For the copy, please give all of the data again exactly and leave the pictures out.

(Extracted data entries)
· · ·

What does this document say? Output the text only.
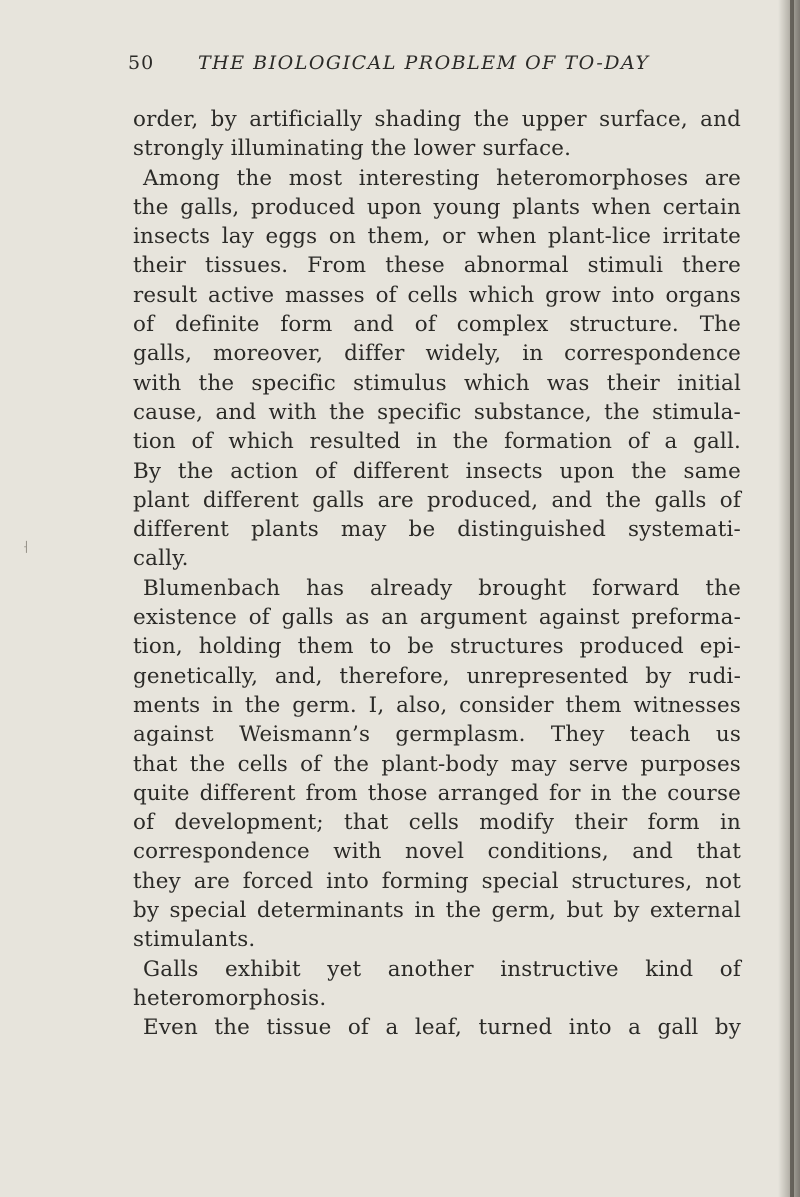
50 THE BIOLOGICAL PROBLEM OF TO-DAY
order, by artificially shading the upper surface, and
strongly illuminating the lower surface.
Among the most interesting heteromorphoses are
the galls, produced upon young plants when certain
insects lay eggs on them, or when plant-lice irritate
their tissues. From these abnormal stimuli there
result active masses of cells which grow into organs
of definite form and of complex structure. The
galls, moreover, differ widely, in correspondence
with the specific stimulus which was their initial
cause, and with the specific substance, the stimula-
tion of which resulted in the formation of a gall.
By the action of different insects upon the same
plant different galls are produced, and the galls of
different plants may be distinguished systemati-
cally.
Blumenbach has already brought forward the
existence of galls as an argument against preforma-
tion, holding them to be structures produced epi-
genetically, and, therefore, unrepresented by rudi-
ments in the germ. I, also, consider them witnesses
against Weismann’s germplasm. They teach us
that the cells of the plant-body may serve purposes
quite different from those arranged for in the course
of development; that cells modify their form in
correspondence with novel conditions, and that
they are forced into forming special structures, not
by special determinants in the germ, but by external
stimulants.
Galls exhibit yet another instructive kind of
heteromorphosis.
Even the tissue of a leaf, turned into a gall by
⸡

· · ·

Written answer ::
What does this document say? Output the text only.
50 THE BIOLOGICAL PROBLEM OF TO-DAY
order, by artificially shading the upper surface, and
strongly illuminating the lower surface.
Among the most interesting heteromorphoses are
the galls, produced upon young plants when certain
insects lay eggs on them, or when plant-lice irritate
their tissues. From these abnormal stimuli there
result active masses of cells which grow into organs
of definite form and of complex structure. The
galls, moreover, differ widely, in correspondence
with the specific stimulus which was their initial
cause, and with the specific substance, the stimula-
tion of which resulted in the formation of a gall.
By the action of different insects upon the same
plant different galls are produced, and the galls of
different plants may be distinguished systemati-
cally.
Blumenbach has already brought forward the
existence of galls as an argument against preforma-
tion, holding them to be structures produced epi-
genetically, and, therefore, unrepresented by rudi-
ments in the germ. I, also, consider them witnesses
against Weismann’s germplasm. They teach us
that the cells of the plant-body may serve purposes
quite different from those arranged for in the course
of development; that cells modify their form in
correspondence with novel conditions, and that
they are forced into forming special structures, not
by special determinants in the germ, but by external
stimulants.
Galls exhibit yet another instructive kind of
heteromorphosis.
Even the tissue of a leaf, turned into a gall by
⸡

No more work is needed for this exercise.